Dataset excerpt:
.....
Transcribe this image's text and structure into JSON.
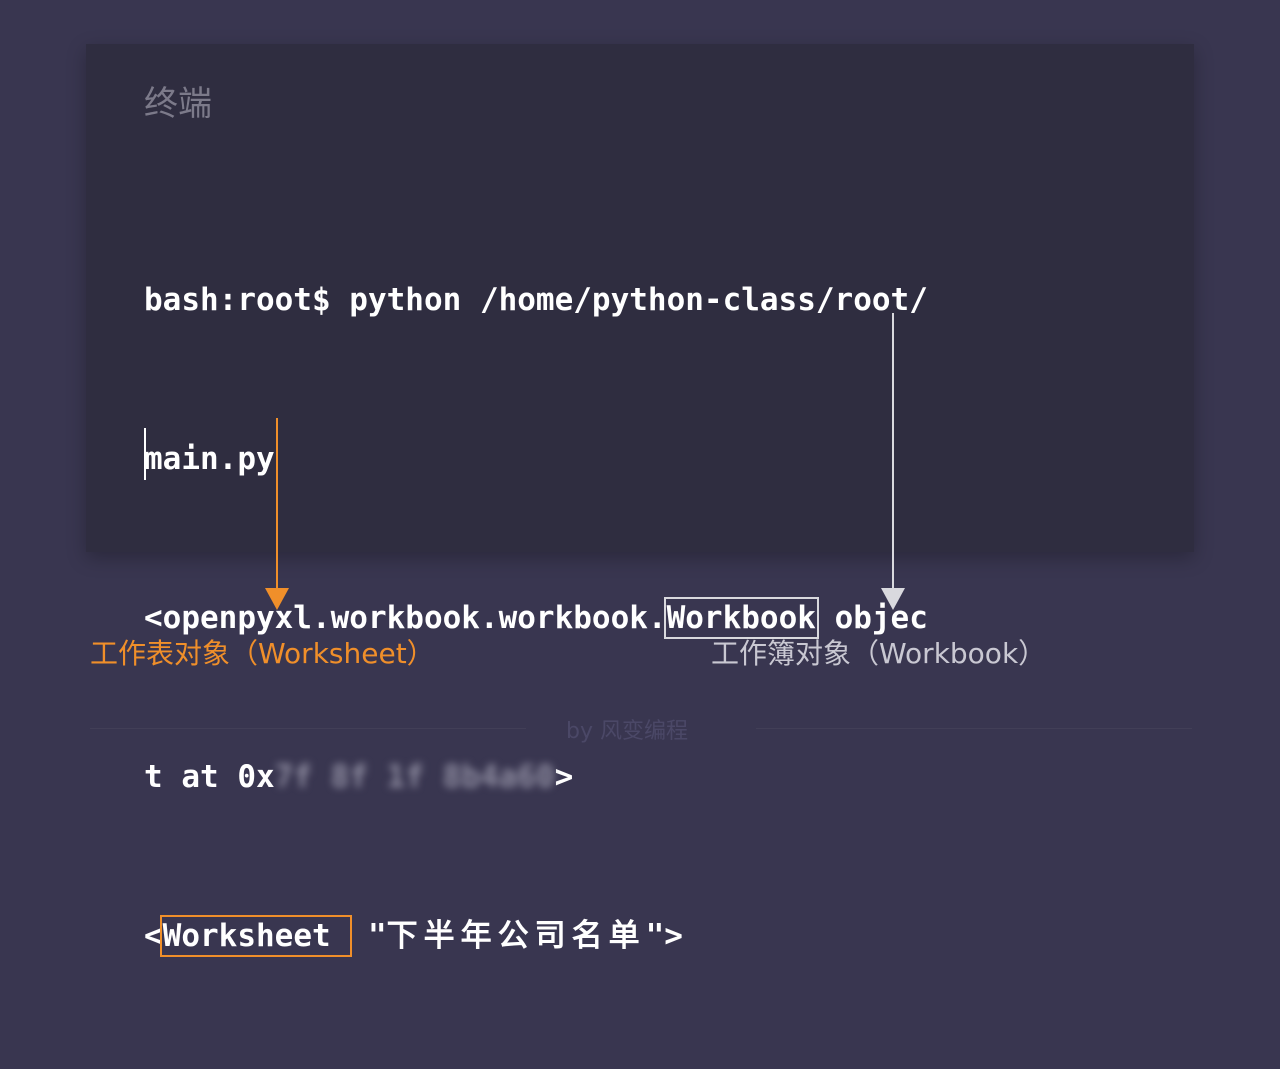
{
  "panel": {
    "title": "终端"
  },
  "terminal": {
    "line1": "bash:root$ python /home/python-class/root/",
    "line2": "main.py",
    "line3_prefix": "<openpyxl.workbook.workbook.",
    "line3_highlight": "Workbook",
    "line3_suffix": " objec",
    "line4_prefix": "t at 0x",
    "line4_blurred": "7f 8f 1f 8b4a60",
    "line4_suffix": ">",
    "line5_prefix": "<",
    "line5_highlight": "Worksheet ",
    "line5_suffix": " \"",
    "line5_sheet_name": "下半年公司名单",
    "line5_end": "\">"
  },
  "annotations": {
    "worksheet_label": "工作表对象（Worksheet）",
    "workbook_label": "工作簿对象（Workbook）"
  },
  "colors": {
    "background": "#393650",
    "panel": "#2f2d40",
    "worksheet_accent": "#f08f2a",
    "workbook_accent": "#d9d9de"
  },
  "footer": {
    "text": "by 风变编程"
  }
}
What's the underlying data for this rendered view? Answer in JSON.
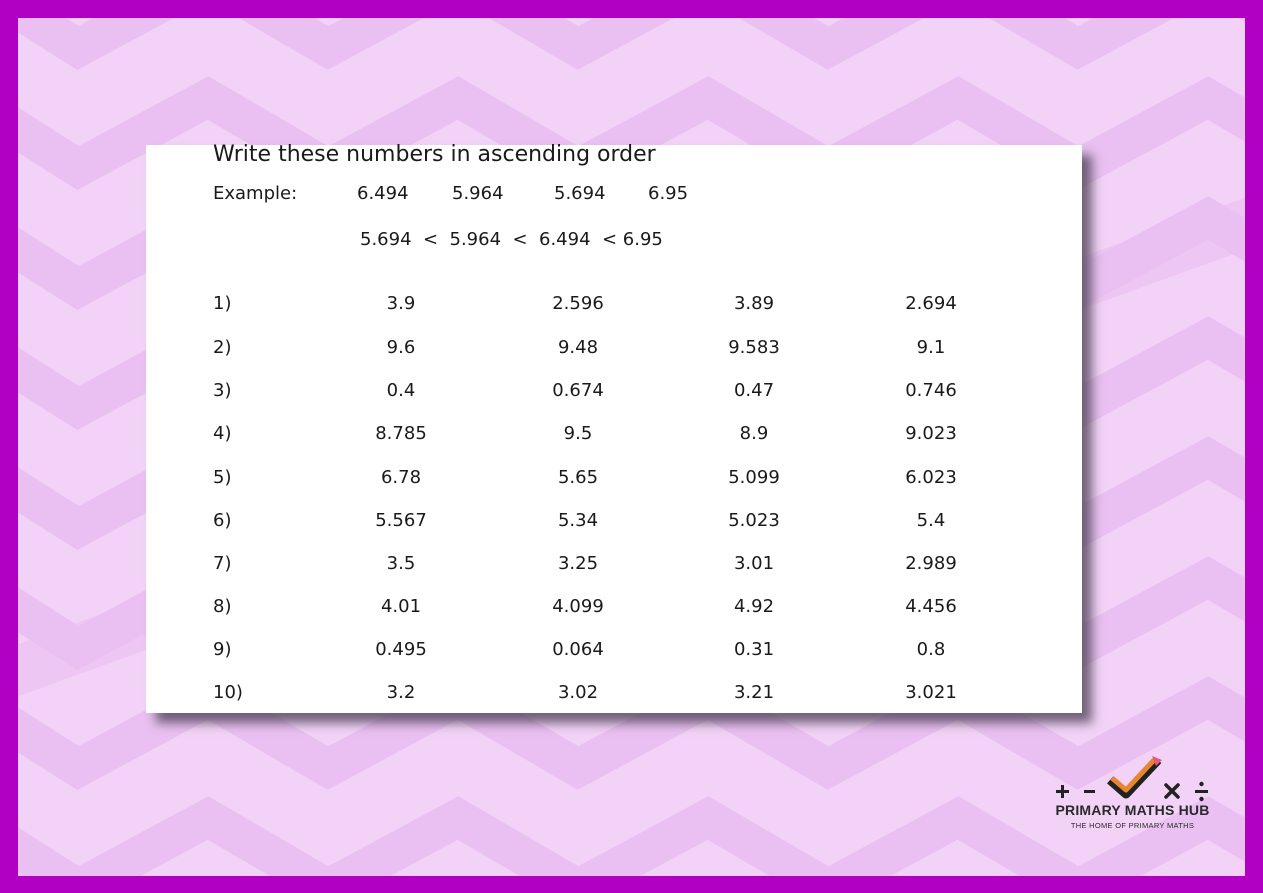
{
  "worksheet": {
    "title": "Write these numbers in ascending order",
    "example": {
      "label": "Example:",
      "numbers": [
        "6.494",
        "5.964",
        "5.694",
        "6.95"
      ],
      "answer": "5.694  <  5.964  <  6.494  < 6.95"
    },
    "questions": [
      {
        "label": "1)",
        "values": [
          "3.9",
          "2.596",
          "3.89",
          "2.694"
        ]
      },
      {
        "label": "2)",
        "values": [
          "9.6",
          "9.48",
          "9.583",
          "9.1"
        ]
      },
      {
        "label": "3)",
        "values": [
          "0.4",
          "0.674",
          "0.47",
          "0.746"
        ]
      },
      {
        "label": "4)",
        "values": [
          "8.785",
          "9.5",
          "8.9",
          "9.023"
        ]
      },
      {
        "label": "5)",
        "values": [
          "6.78",
          "5.65",
          "5.099",
          "6.023"
        ]
      },
      {
        "label": "6)",
        "values": [
          "5.567",
          "5.34",
          "5.023",
          "5.4"
        ]
      },
      {
        "label": "7)",
        "values": [
          "3.5",
          "3.25",
          "3.01",
          "2.989"
        ]
      },
      {
        "label": "8)",
        "values": [
          "4.01",
          "4.099",
          "4.92",
          "4.456"
        ]
      },
      {
        "label": "9)",
        "values": [
          "0.495",
          "0.064",
          "0.31",
          "0.8"
        ]
      },
      {
        "label": "10)",
        "values": [
          "3.2",
          "3.02",
          "3.21",
          "3.021"
        ]
      }
    ]
  },
  "logo": {
    "name": "PRIMARY MATHS HUB",
    "tagline": "THE HOME OF PRIMARY MATHS"
  },
  "colors": {
    "border": "#b100c4",
    "background": "#f2d2f6",
    "chevron": "#e9bff0",
    "sheet": "#ffffff",
    "logo_check": "#e8862f"
  }
}
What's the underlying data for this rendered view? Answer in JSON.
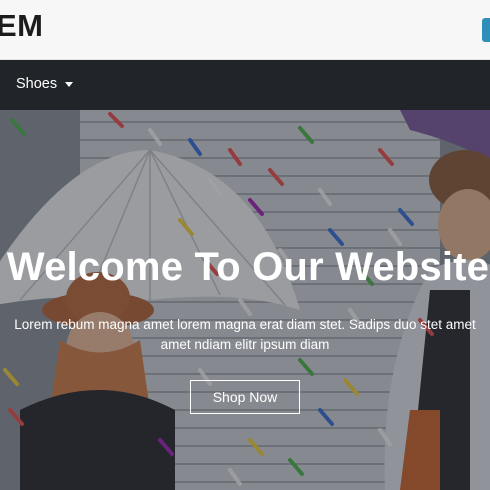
{
  "brand": {
    "logo_text": "EM"
  },
  "navbar": {
    "items": [
      {
        "label": "Shoes",
        "has_dropdown": true
      }
    ]
  },
  "hero": {
    "title": "Welcome To Our Website",
    "subtitle": "Lorem rebum magna amet lorem magna erat diam stet. Sadips duo stet amet amet ndiam elitr ipsum diam",
    "cta_label": "Shop Now",
    "background_image": "children-with-umbrellas-in-confetti"
  },
  "colors": {
    "navbar_bg": "#212529",
    "topbar_bg": "#f7f7f7",
    "accent": "#2e8fb8",
    "text_light": "#ffffff"
  }
}
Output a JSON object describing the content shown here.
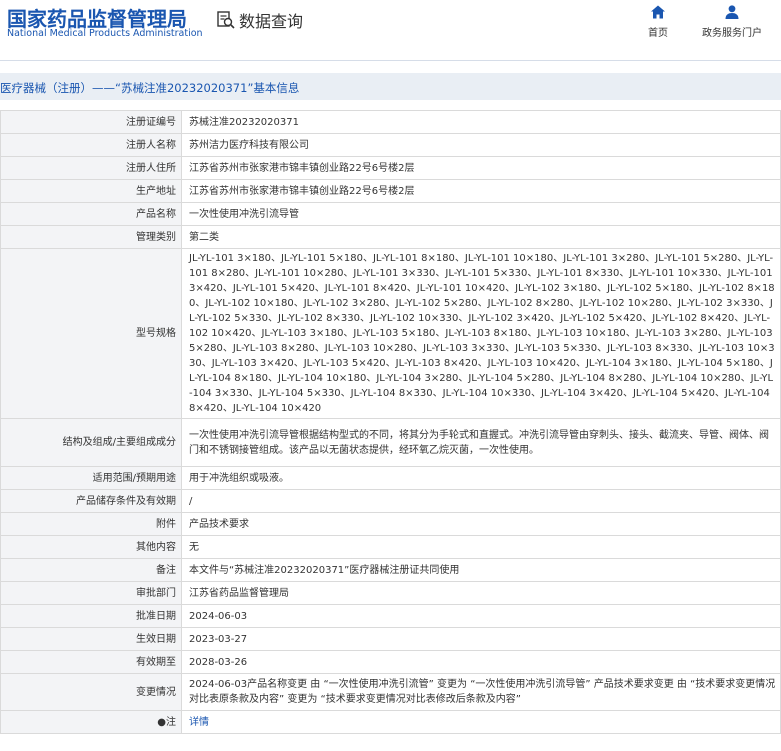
{
  "header": {
    "logo_cn": "国家药品监督管理局",
    "logo_en": "National Medical Products Administration",
    "query_label": "数据查询",
    "nav": [
      {
        "label": "首页",
        "icon": "home-icon"
      },
      {
        "label": "政务服务门户",
        "icon": "user-icon"
      }
    ]
  },
  "breadcrumb_title": "医疗器械（注册）——“苏械注准20232020371”基本信息",
  "rows": [
    {
      "label": "注册证编号",
      "value": "苏械注准20232020371"
    },
    {
      "label": "注册人名称",
      "value": "苏州洁力医疗科技有限公司"
    },
    {
      "label": "注册人住所",
      "value": "江苏省苏州市张家港市锦丰镇创业路22号6号楼2层"
    },
    {
      "label": "生产地址",
      "value": "江苏省苏州市张家港市锦丰镇创业路22号6号楼2层"
    },
    {
      "label": "产品名称",
      "value": "一次性使用冲洗引流导管"
    },
    {
      "label": "管理类别",
      "value": "第二类"
    },
    {
      "label": "型号规格",
      "value": "JL-YL-101 3×180、JL-YL-101 5×180、JL-YL-101 8×180、JL-YL-101 10×180、JL-YL-101 3×280、JL-YL-101 5×280、JL-YL-101 8×280、JL-YL-101 10×280、JL-YL-101 3×330、JL-YL-101 5×330、JL-YL-101 8×330、JL-YL-101 10×330、JL-YL-101 3×420、JL-YL-101 5×420、JL-YL-101 8×420、JL-YL-101 10×420、JL-YL-102 3×180、JL-YL-102 5×180、JL-YL-102 8×180、JL-YL-102 10×180、JL-YL-102 3×280、JL-YL-102 5×280、JL-YL-102 8×280、JL-YL-102 10×280、JL-YL-102 3×330、JL-YL-102 5×330、JL-YL-102 8×330、JL-YL-102 10×330、JL-YL-102 3×420、JL-YL-102 5×420、JL-YL-102 8×420、JL-YL-102 10×420、JL-YL-103 3×180、JL-YL-103 5×180、JL-YL-103 8×180、JL-YL-103 10×180、JL-YL-103 3×280、JL-YL-103 5×280、JL-YL-103 8×280、JL-YL-103 10×280、JL-YL-103 3×330、JL-YL-103 5×330、JL-YL-103 8×330、JL-YL-103 10×330、JL-YL-103 3×420、JL-YL-103 5×420、JL-YL-103 8×420、JL-YL-103 10×420、JL-YL-104 3×180、JL-YL-104 5×180、JL-YL-104 8×180、JL-YL-104 10×180、JL-YL-104 3×280、JL-YL-104 5×280、JL-YL-104 8×280、JL-YL-104 10×280、JL-YL-104 3×330、JL-YL-104 5×330、JL-YL-104 8×330、JL-YL-104 10×330、JL-YL-104 3×420、JL-YL-104 5×420、JL-YL-104 8×420、JL-YL-104 10×420"
    },
    {
      "label": "结构及组成/主要组成成分",
      "value": "一次性使用冲洗引流导管根据结构型式的不同，将其分为手轮式和直握式。冲洗引流导管由穿刺头、接头、截流夹、导管、阀体、阀门和不锈钢接管组成。该产品以无菌状态提供，经环氧乙烷灭菌，一次性使用。"
    },
    {
      "label": "适用范围/预期用途",
      "value": "用于冲洗组织或吸液。"
    },
    {
      "label": "产品储存条件及有效期",
      "value": "/"
    },
    {
      "label": "附件",
      "value": "产品技术要求"
    },
    {
      "label": "其他内容",
      "value": "无"
    },
    {
      "label": "备注",
      "value": "本文件与“苏械注准20232020371”医疗器械注册证共同使用"
    },
    {
      "label": "审批部门",
      "value": "江苏省药品监督管理局"
    },
    {
      "label": "批准日期",
      "value": "2024-06-03"
    },
    {
      "label": "生效日期",
      "value": "2023-03-27"
    },
    {
      "label": "有效期至",
      "value": "2028-03-26"
    },
    {
      "label": "变更情况",
      "value": "2024-06-03产品名称变更 由 “一次性使用冲洗引流管” 变更为 “一次性使用冲洗引流导管” 产品技术要求变更 由 “技术要求变更情况对比表原条款及内容” 变更为 “技术要求变更情况对比表修改后条款及内容”"
    }
  ],
  "note": {
    "label": "●注",
    "link": "详情"
  },
  "colors": {
    "brand": "#1a56b0",
    "label_bg": "#f3f4f6",
    "title_bg": "#e9eef4",
    "border": "#dadada"
  }
}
.....
=== WORK TO COMPLETE ===
Output, exactly, all the records above; include no pictures.

=== ANSWER IN FULL ===
Transcribe this image's text and structure into JSON.
{
  "panel": {
    "title": "终端"
  },
  "terminal": {
    "line1": "bash:root$ python /home/python-class/root/",
    "line2": "main.py",
    "line3_prefix": "<openpyxl.workbook.workbook.",
    "line3_highlight": "Workbook",
    "line3_suffix": " objec",
    "line4_prefix": "t at 0x",
    "line4_blurred": "7f 8f 1f 8b4a60",
    "line4_suffix": ">",
    "line5_prefix": "<",
    "line5_highlight": "Worksheet ",
    "line5_suffix": " \"",
    "line5_sheet_name": "下半年公司名单",
    "line5_end": "\">"
  },
  "annotations": {
    "worksheet_label": "工作表对象（Worksheet）",
    "workbook_label": "工作簿对象（Workbook）"
  },
  "colors": {
    "background": "#393650",
    "panel": "#2f2d40",
    "worksheet_accent": "#f08f2a",
    "workbook_accent": "#d9d9de"
  },
  "footer": {
    "text": "by 风变编程"
  }
}
What's the underlying data for this rendered view? Answer in JSON.
{
  "worksheet": {
    "title": "Write these numbers in ascending order",
    "example": {
      "label": "Example:",
      "numbers": [
        "6.494",
        "5.964",
        "5.694",
        "6.95"
      ],
      "answer": "5.694  <  5.964  <  6.494  < 6.95"
    },
    "questions": [
      {
        "label": "1)",
        "values": [
          "3.9",
          "2.596",
          "3.89",
          "2.694"
        ]
      },
      {
        "label": "2)",
        "values": [
          "9.6",
          "9.48",
          "9.583",
          "9.1"
        ]
      },
      {
        "label": "3)",
        "values": [
          "0.4",
          "0.674",
          "0.47",
          "0.746"
        ]
      },
      {
        "label": "4)",
        "values": [
          "8.785",
          "9.5",
          "8.9",
          "9.023"
        ]
      },
      {
        "label": "5)",
        "values": [
          "6.78",
          "5.65",
          "5.099",
          "6.023"
        ]
      },
      {
        "label": "6)",
        "values": [
          "5.567",
          "5.34",
          "5.023",
          "5.4"
        ]
      },
      {
        "label": "7)",
        "values": [
          "3.5",
          "3.25",
          "3.01",
          "2.989"
        ]
      },
      {
        "label": "8)",
        "values": [
          "4.01",
          "4.099",
          "4.92",
          "4.456"
        ]
      },
      {
        "label": "9)",
        "values": [
          "0.495",
          "0.064",
          "0.31",
          "0.8"
        ]
      },
      {
        "label": "10)",
        "values": [
          "3.2",
          "3.02",
          "3.21",
          "3.021"
        ]
      }
    ]
  },
  "logo": {
    "name": "PRIMARY MATHS HUB",
    "tagline": "THE HOME OF PRIMARY MATHS"
  },
  "colors": {
    "border": "#b100c4",
    "background": "#f2d2f6",
    "chevron": "#e9bff0",
    "sheet": "#ffffff",
    "logo_check": "#e8862f"
  }
}
What's the underlying data for this rendered view? Answer in JSON.
{
  "brand": {
    "logo_text": "EM"
  },
  "navbar": {
    "items": [
      {
        "label": "Shoes",
        "has_dropdown": true
      }
    ]
  },
  "hero": {
    "title": "Welcome To Our Website",
    "subtitle": "Lorem rebum magna amet lorem magna erat diam stet. Sadips duo stet amet amet ndiam elitr ipsum diam",
    "cta_label": "Shop Now",
    "background_image": "children-with-umbrellas-in-confetti"
  },
  "colors": {
    "navbar_bg": "#212529",
    "topbar_bg": "#f7f7f7",
    "accent": "#2e8fb8",
    "text_light": "#ffffff"
  }
}
Output a JSON object describing the content shown here.
{
  "header": {
    "logo_cn": "国家药品监督管理局",
    "logo_en": "National Medical Products Administration",
    "query_label": "数据查询",
    "nav": [
      {
        "label": "首页",
        "icon": "home-icon"
      },
      {
        "label": "政务服务门户",
        "icon": "user-icon"
      }
    ]
  },
  "breadcrumb_title": "医疗器械（注册）——“苏械注准20232020371”基本信息",
  "rows": [
    {
      "label": "注册证编号",
      "value": "苏械注准20232020371"
    },
    {
      "label": "注册人名称",
      "value": "苏州洁力医疗科技有限公司"
    },
    {
      "label": "注册人住所",
      "value": "江苏省苏州市张家港市锦丰镇创业路22号6号楼2层"
    },
    {
      "label": "生产地址",
      "value": "江苏省苏州市张家港市锦丰镇创业路22号6号楼2层"
    },
    {
      "label": "产品名称",
      "value": "一次性使用冲洗引流导管"
    },
    {
      "label": "管理类别",
      "value": "第二类"
    },
    {
      "label": "型号规格",
      "value": "JL-YL-101 3×180、JL-YL-101 5×180、JL-YL-101 8×180、JL-YL-101 10×180、JL-YL-101 3×280、JL-YL-101 5×280、JL-YL-101 8×280、JL-YL-101 10×280、JL-YL-101 3×330、JL-YL-101 5×330、JL-YL-101 8×330、JL-YL-101 10×330、JL-YL-101 3×420、JL-YL-101 5×420、JL-YL-101 8×420、JL-YL-101 10×420、JL-YL-102 3×180、JL-YL-102 5×180、JL-YL-102 8×180、JL-YL-102 10×180、JL-YL-102 3×280、JL-YL-102 5×280、JL-YL-102 8×280、JL-YL-102 10×280、JL-YL-102 3×330、JL-YL-102 5×330、JL-YL-102 8×330、JL-YL-102 10×330、JL-YL-102 3×420、JL-YL-102 5×420、JL-YL-102 8×420、JL-YL-102 10×420、JL-YL-103 3×180、JL-YL-103 5×180、JL-YL-103 8×180、JL-YL-103 10×180、JL-YL-103 3×280、JL-YL-103 5×280、JL-YL-103 8×280、JL-YL-103 10×280、JL-YL-103 3×330、JL-YL-103 5×330、JL-YL-103 8×330、JL-YL-103 10×330、JL-YL-103 3×420、JL-YL-103 5×420、JL-YL-103 8×420、JL-YL-103 10×420、JL-YL-104 3×180、JL-YL-104 5×180、JL-YL-104 8×180、JL-YL-104 10×180、JL-YL-104 3×280、JL-YL-104 5×280、JL-YL-104 8×280、JL-YL-104 10×280、JL-YL-104 3×330、JL-YL-104 5×330、JL-YL-104 8×330、JL-YL-104 10×330、JL-YL-104 3×420、JL-YL-104 5×420、JL-YL-104 8×420、JL-YL-104 10×420"
    },
    {
      "label": "结构及组成/主要组成成分",
      "value": "一次性使用冲洗引流导管根据结构型式的不同，将其分为手轮式和直握式。冲洗引流导管由穿刺头、接头、截流夹、导管、阀体、阀门和不锈钢接管组成。该产品以无菌状态提供，经环氧乙烷灭菌，一次性使用。"
    },
    {
      "label": "适用范围/预期用途",
      "value": "用于冲洗组织或吸液。"
    },
    {
      "label": "产品储存条件及有效期",
      "value": "/"
    },
    {
      "label": "附件",
      "value": "产品技术要求"
    },
    {
      "label": "其他内容",
      "value": "无"
    },
    {
      "label": "备注",
      "value": "本文件与“苏械注准20232020371”医疗器械注册证共同使用"
    },
    {
      "label": "审批部门",
      "value": "江苏省药品监督管理局"
    },
    {
      "label": "批准日期",
      "value": "2024-06-03"
    },
    {
      "label": "生效日期",
      "value": "2023-03-27"
    },
    {
      "label": "有效期至",
      "value": "2028-03-26"
    },
    {
      "label": "变更情况",
      "value": "2024-06-03产品名称变更 由 “一次性使用冲洗引流管” 变更为 “一次性使用冲洗引流导管” 产品技术要求变更 由 “技术要求变更情况对比表原条款及内容” 变更为 “技术要求变更情况对比表修改后条款及内容”"
    }
  ],
  "note": {
    "label": "●注",
    "link": "详情"
  },
  "colors": {
    "brand": "#1a56b0",
    "label_bg": "#f3f4f6",
    "title_bg": "#e9eef4",
    "border": "#dadada"
  }
}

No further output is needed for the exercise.